▼▼▼

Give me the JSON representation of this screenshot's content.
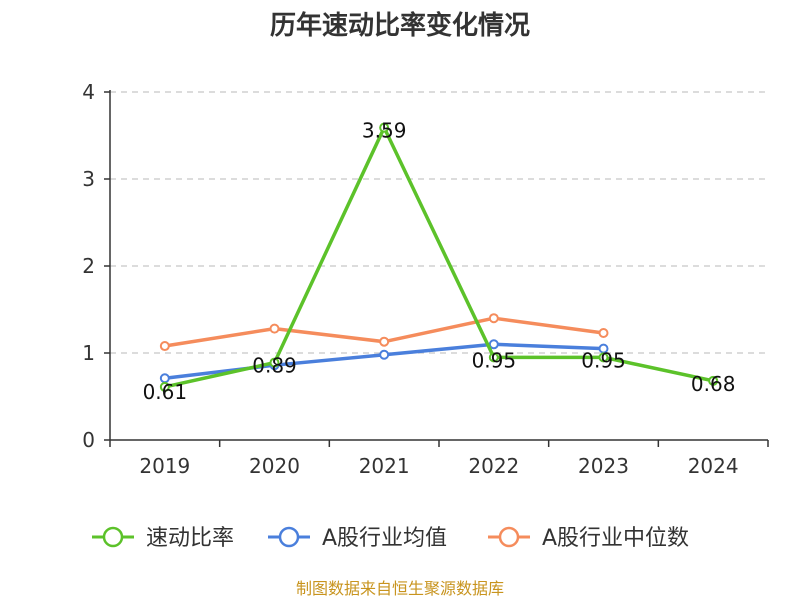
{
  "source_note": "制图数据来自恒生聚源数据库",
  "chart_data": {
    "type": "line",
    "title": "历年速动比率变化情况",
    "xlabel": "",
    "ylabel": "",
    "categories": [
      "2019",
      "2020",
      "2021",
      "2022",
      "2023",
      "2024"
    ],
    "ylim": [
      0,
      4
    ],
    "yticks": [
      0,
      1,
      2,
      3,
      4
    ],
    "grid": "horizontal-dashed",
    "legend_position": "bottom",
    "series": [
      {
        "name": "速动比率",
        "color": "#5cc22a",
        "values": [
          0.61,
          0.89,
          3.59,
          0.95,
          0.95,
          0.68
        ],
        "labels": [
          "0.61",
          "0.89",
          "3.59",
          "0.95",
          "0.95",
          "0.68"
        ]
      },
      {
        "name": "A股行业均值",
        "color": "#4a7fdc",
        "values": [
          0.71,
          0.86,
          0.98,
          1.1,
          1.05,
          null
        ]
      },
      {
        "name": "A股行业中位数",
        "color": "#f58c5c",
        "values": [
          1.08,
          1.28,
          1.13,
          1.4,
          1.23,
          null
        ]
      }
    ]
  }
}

▲▲▲

Work to be completed:
Please write out all of the material above without changing a word, and omit any pictures.

Task response:
Give me the JSON representation of this screenshot's content.
{
  "source_note": "制图数据来自恒生聚源数据库",
  "chart_data": {
    "type": "line",
    "title": "历年速动比率变化情况",
    "xlabel": "",
    "ylabel": "",
    "categories": [
      "2019",
      "2020",
      "2021",
      "2022",
      "2023",
      "2024"
    ],
    "ylim": [
      0,
      4
    ],
    "yticks": [
      0,
      1,
      2,
      3,
      4
    ],
    "grid": "horizontal-dashed",
    "legend_position": "bottom",
    "series": [
      {
        "name": "速动比率",
        "color": "#5cc22a",
        "values": [
          0.61,
          0.89,
          3.59,
          0.95,
          0.95,
          0.68
        ],
        "labels": [
          "0.61",
          "0.89",
          "3.59",
          "0.95",
          "0.95",
          "0.68"
        ]
      },
      {
        "name": "A股行业均值",
        "color": "#4a7fdc",
        "values": [
          0.71,
          0.86,
          0.98,
          1.1,
          1.05,
          null
        ]
      },
      {
        "name": "A股行业中位数",
        "color": "#f58c5c",
        "values": [
          1.08,
          1.28,
          1.13,
          1.4,
          1.23,
          null
        ]
      }
    ]
  }
}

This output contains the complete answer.